Start Entries supplied

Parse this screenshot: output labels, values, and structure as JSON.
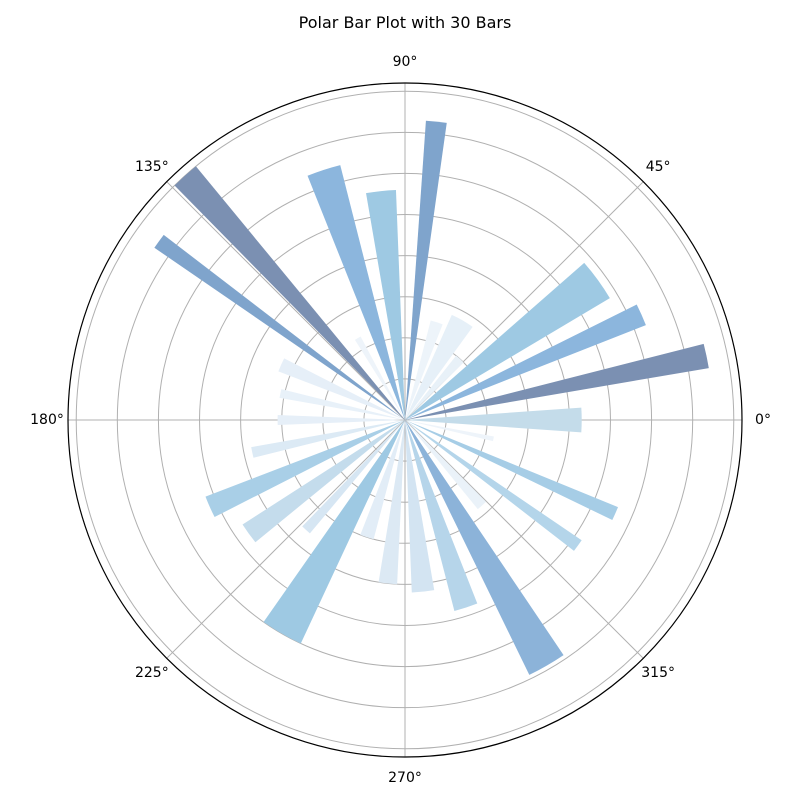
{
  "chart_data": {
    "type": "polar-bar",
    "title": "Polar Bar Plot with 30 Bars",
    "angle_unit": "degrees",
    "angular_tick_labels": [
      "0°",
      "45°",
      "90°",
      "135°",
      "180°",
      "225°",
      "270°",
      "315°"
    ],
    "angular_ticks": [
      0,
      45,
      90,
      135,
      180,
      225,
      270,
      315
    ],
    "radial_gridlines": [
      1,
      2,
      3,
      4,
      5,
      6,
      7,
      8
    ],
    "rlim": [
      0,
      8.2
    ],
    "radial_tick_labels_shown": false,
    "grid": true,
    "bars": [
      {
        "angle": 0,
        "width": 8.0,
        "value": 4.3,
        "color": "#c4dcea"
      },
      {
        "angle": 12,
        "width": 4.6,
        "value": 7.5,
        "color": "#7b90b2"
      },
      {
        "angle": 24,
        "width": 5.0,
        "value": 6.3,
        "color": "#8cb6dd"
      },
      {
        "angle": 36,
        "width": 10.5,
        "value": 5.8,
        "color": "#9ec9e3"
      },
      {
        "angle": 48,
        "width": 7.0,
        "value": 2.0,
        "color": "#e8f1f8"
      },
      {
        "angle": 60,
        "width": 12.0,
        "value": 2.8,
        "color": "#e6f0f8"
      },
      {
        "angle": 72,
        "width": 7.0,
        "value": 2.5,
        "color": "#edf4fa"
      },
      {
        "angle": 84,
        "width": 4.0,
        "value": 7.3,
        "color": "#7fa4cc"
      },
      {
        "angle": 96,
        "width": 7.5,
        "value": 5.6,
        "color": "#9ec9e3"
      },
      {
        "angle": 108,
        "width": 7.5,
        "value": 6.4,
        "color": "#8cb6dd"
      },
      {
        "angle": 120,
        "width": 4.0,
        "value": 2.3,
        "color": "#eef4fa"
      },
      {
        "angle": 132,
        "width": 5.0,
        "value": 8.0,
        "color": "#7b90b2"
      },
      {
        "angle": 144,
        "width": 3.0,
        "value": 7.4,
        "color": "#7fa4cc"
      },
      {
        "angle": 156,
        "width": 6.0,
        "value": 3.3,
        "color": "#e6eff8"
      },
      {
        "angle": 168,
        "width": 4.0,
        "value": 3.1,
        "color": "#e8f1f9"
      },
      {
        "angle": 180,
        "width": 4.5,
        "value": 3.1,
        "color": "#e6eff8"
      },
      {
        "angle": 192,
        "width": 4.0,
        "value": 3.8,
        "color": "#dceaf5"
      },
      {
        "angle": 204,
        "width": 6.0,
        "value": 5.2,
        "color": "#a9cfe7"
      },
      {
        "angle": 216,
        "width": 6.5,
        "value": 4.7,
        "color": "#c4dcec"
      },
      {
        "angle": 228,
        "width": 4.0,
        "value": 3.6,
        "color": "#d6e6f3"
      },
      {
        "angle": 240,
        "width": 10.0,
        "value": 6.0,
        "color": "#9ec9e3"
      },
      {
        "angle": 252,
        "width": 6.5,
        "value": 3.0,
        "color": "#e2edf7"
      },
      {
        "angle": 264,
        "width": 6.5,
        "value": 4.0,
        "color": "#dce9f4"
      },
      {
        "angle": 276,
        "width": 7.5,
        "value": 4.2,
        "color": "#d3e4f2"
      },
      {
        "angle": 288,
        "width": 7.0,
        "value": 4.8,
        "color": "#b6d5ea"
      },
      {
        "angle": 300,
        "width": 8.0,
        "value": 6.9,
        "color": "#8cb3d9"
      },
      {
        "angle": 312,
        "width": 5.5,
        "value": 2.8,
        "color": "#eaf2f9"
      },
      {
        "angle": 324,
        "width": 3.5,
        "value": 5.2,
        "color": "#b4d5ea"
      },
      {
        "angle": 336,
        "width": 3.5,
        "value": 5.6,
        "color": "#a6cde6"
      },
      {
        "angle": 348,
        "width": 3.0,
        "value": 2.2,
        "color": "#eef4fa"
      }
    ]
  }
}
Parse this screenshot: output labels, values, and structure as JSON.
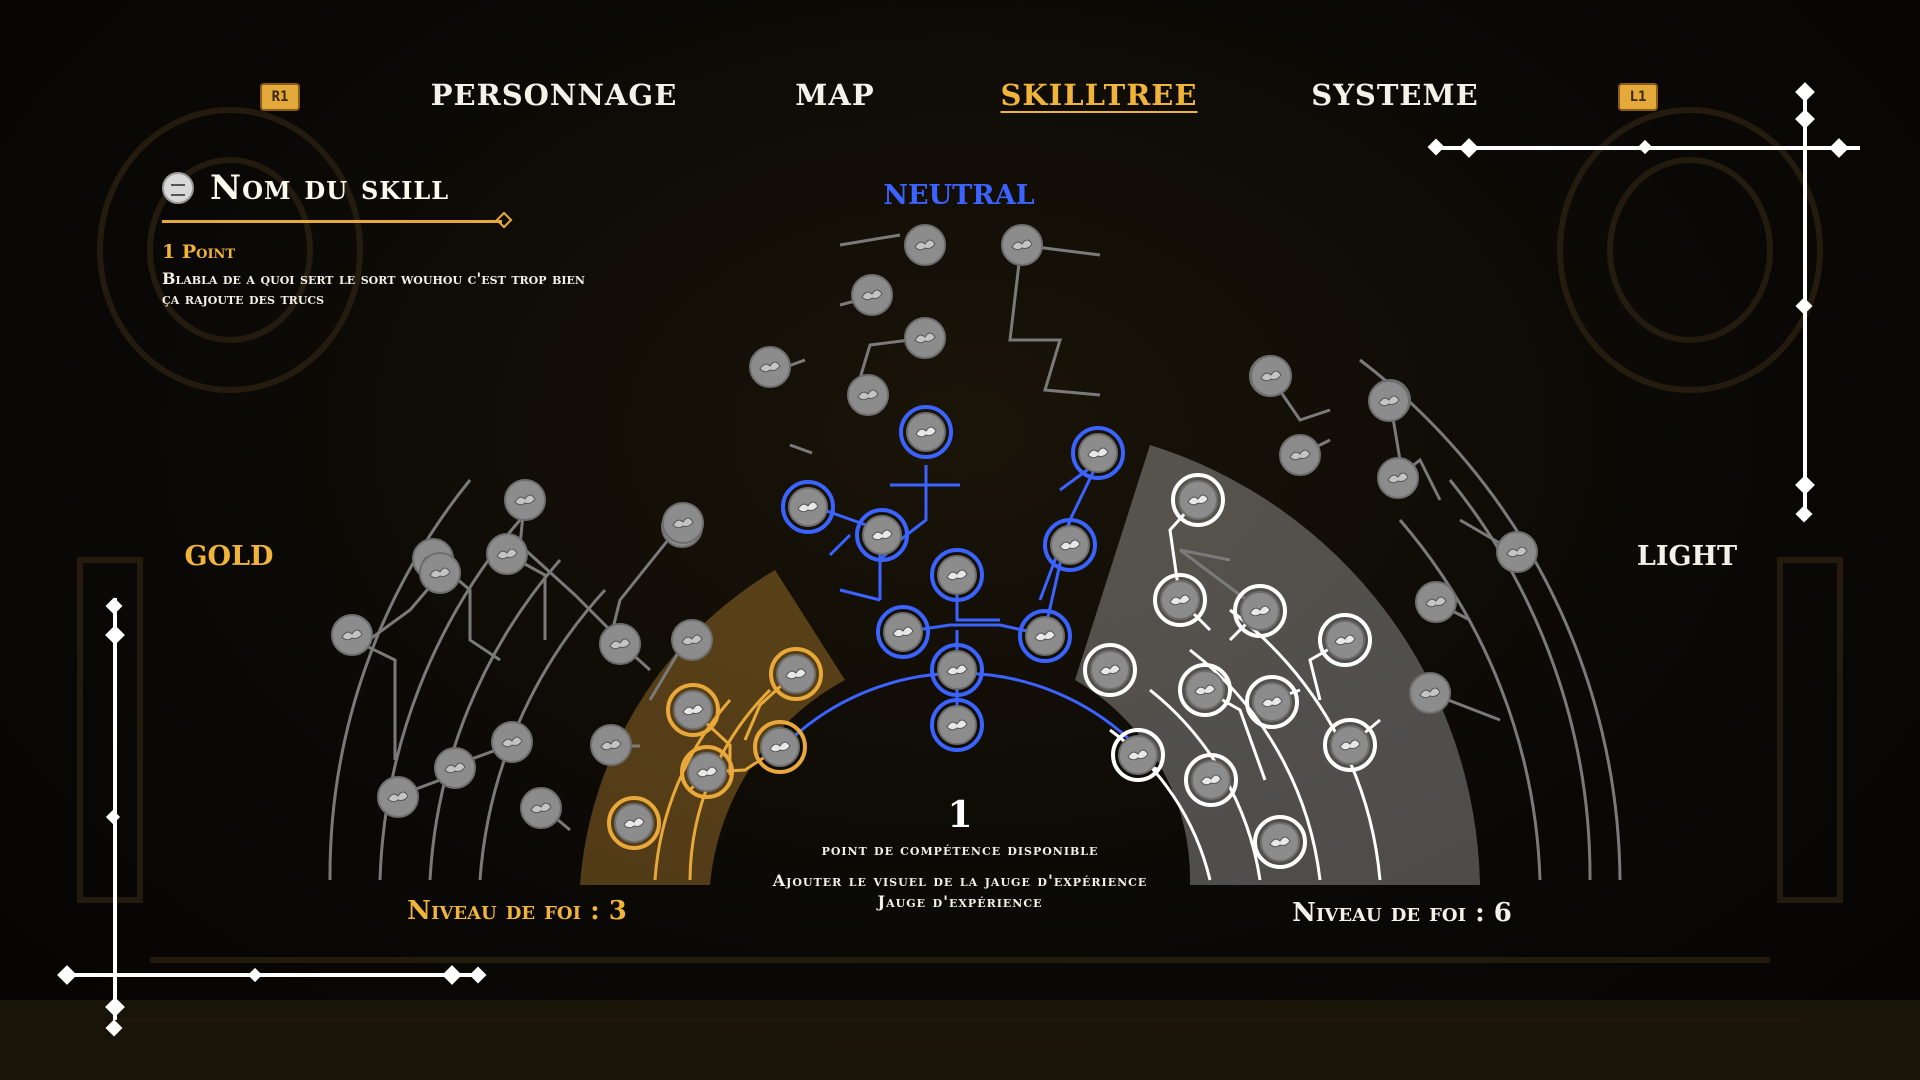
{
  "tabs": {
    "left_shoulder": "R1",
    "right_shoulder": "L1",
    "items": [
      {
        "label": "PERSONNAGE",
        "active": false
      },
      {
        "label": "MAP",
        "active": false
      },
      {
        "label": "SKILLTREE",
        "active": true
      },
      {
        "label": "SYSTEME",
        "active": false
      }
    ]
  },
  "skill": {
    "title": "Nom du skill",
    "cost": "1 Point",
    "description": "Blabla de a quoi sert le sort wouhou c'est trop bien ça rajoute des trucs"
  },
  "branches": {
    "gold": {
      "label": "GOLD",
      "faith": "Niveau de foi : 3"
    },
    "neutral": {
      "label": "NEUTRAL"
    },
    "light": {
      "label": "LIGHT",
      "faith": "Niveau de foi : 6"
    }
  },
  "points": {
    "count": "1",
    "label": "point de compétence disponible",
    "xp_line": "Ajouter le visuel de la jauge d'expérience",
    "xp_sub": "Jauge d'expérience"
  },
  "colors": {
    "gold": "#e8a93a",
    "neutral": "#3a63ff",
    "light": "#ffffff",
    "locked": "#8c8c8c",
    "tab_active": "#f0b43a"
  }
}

End Entries supplied

Strip out the images, then output the records above word for word.

**Solution**
Parse this screenshot: output labels, values, and structure as JSON.
{
  "chart_data": {
    "type": "polar-bar",
    "title": "Polar Bar Plot with 30 Bars",
    "angle_unit": "degrees",
    "angular_tick_labels": [
      "0°",
      "45°",
      "90°",
      "135°",
      "180°",
      "225°",
      "270°",
      "315°"
    ],
    "angular_ticks": [
      0,
      45,
      90,
      135,
      180,
      225,
      270,
      315
    ],
    "radial_gridlines": [
      1,
      2,
      3,
      4,
      5,
      6,
      7,
      8
    ],
    "rlim": [
      0,
      8.2
    ],
    "radial_tick_labels_shown": false,
    "grid": true,
    "bars": [
      {
        "angle": 0,
        "width": 8.0,
        "value": 4.3,
        "color": "#c4dcea"
      },
      {
        "angle": 12,
        "width": 4.6,
        "value": 7.5,
        "color": "#7b90b2"
      },
      {
        "angle": 24,
        "width": 5.0,
        "value": 6.3,
        "color": "#8cb6dd"
      },
      {
        "angle": 36,
        "width": 10.5,
        "value": 5.8,
        "color": "#9ec9e3"
      },
      {
        "angle": 48,
        "width": 7.0,
        "value": 2.0,
        "color": "#e8f1f8"
      },
      {
        "angle": 60,
        "width": 12.0,
        "value": 2.8,
        "color": "#e6f0f8"
      },
      {
        "angle": 72,
        "width": 7.0,
        "value": 2.5,
        "color": "#edf4fa"
      },
      {
        "angle": 84,
        "width": 4.0,
        "value": 7.3,
        "color": "#7fa4cc"
      },
      {
        "angle": 96,
        "width": 7.5,
        "value": 5.6,
        "color": "#9ec9e3"
      },
      {
        "angle": 108,
        "width": 7.5,
        "value": 6.4,
        "color": "#8cb6dd"
      },
      {
        "angle": 120,
        "width": 4.0,
        "value": 2.3,
        "color": "#eef4fa"
      },
      {
        "angle": 132,
        "width": 5.0,
        "value": 8.0,
        "color": "#7b90b2"
      },
      {
        "angle": 144,
        "width": 3.0,
        "value": 7.4,
        "color": "#7fa4cc"
      },
      {
        "angle": 156,
        "width": 6.0,
        "value": 3.3,
        "color": "#e6eff8"
      },
      {
        "angle": 168,
        "width": 4.0,
        "value": 3.1,
        "color": "#e8f1f9"
      },
      {
        "angle": 180,
        "width": 4.5,
        "value": 3.1,
        "color": "#e6eff8"
      },
      {
        "angle": 192,
        "width": 4.0,
        "value": 3.8,
        "color": "#dceaf5"
      },
      {
        "angle": 204,
        "width": 6.0,
        "value": 5.2,
        "color": "#a9cfe7"
      },
      {
        "angle": 216,
        "width": 6.5,
        "value": 4.7,
        "color": "#c4dcec"
      },
      {
        "angle": 228,
        "width": 4.0,
        "value": 3.6,
        "color": "#d6e6f3"
      },
      {
        "angle": 240,
        "width": 10.0,
        "value": 6.0,
        "color": "#9ec9e3"
      },
      {
        "angle": 252,
        "width": 6.5,
        "value": 3.0,
        "color": "#e2edf7"
      },
      {
        "angle": 264,
        "width": 6.5,
        "value": 4.0,
        "color": "#dce9f4"
      },
      {
        "angle": 276,
        "width": 7.5,
        "value": 4.2,
        "color": "#d3e4f2"
      },
      {
        "angle": 288,
        "width": 7.0,
        "value": 4.8,
        "color": "#b6d5ea"
      },
      {
        "angle": 300,
        "width": 8.0,
        "value": 6.9,
        "color": "#8cb3d9"
      },
      {
        "angle": 312,
        "width": 5.5,
        "value": 2.8,
        "color": "#eaf2f9"
      },
      {
        "angle": 324,
        "width": 3.5,
        "value": 5.2,
        "color": "#b4d5ea"
      },
      {
        "angle": 336,
        "width": 3.5,
        "value": 5.6,
        "color": "#a6cde6"
      },
      {
        "angle": 348,
        "width": 3.0,
        "value": 2.2,
        "color": "#eef4fa"
      }
    ]
  }
}
Parse this screenshot: output labels, values, and structure as JSON.
{
  "tabs": {
    "left_shoulder": "R1",
    "right_shoulder": "L1",
    "items": [
      {
        "label": "PERSONNAGE",
        "active": false
      },
      {
        "label": "MAP",
        "active": false
      },
      {
        "label": "SKILLTREE",
        "active": true
      },
      {
        "label": "SYSTEME",
        "active": false
      }
    ]
  },
  "skill": {
    "title": "Nom du skill",
    "cost": "1 Point",
    "description": "Blabla de a quoi sert le sort wouhou c'est trop bien ça rajoute des trucs"
  },
  "branches": {
    "gold": {
      "label": "GOLD",
      "faith": "Niveau de foi : 3"
    },
    "neutral": {
      "label": "NEUTRAL"
    },
    "light": {
      "label": "LIGHT",
      "faith": "Niveau de foi : 6"
    }
  },
  "points": {
    "count": "1",
    "label": "point de compétence disponible",
    "xp_line": "Ajouter le visuel de la jauge d'expérience",
    "xp_sub": "Jauge d'expérience"
  },
  "colors": {
    "gold": "#e8a93a",
    "neutral": "#3a63ff",
    "light": "#ffffff",
    "locked": "#8c8c8c",
    "tab_active": "#f0b43a"
  }
}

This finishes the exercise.